-- BEGIN --

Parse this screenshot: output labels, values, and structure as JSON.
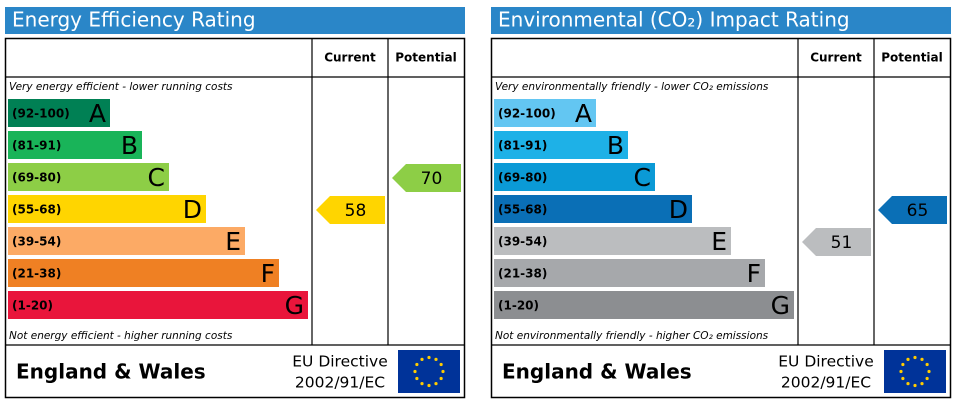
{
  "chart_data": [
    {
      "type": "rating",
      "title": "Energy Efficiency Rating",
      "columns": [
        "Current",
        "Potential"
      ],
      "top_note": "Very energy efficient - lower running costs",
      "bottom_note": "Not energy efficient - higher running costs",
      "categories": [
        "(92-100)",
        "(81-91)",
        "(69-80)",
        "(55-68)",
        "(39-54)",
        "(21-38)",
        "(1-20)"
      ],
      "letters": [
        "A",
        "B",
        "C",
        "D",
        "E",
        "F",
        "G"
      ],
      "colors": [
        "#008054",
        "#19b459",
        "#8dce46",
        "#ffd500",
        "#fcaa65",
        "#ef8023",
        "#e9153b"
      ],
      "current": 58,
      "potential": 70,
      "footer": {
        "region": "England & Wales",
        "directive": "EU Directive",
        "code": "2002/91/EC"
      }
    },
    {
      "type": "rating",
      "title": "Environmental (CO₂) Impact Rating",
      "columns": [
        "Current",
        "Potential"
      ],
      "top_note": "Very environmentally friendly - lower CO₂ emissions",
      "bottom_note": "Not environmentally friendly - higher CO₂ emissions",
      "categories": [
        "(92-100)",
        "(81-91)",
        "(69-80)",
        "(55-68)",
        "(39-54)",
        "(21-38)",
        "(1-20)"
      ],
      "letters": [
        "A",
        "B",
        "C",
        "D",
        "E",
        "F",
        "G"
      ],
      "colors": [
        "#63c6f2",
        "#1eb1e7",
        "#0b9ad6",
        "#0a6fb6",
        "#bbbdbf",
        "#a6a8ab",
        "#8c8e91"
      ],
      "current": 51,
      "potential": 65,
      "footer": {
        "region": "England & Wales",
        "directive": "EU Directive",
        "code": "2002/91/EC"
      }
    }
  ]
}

-- END --

Exercise directions |
Pull out each line of the entries that contains "higher".

Solution to this task |
      "bottom_note": "Not energy efficient - higher running costs",
      "bottom_note": "Not environmentally friendly - higher CO₂ emissions",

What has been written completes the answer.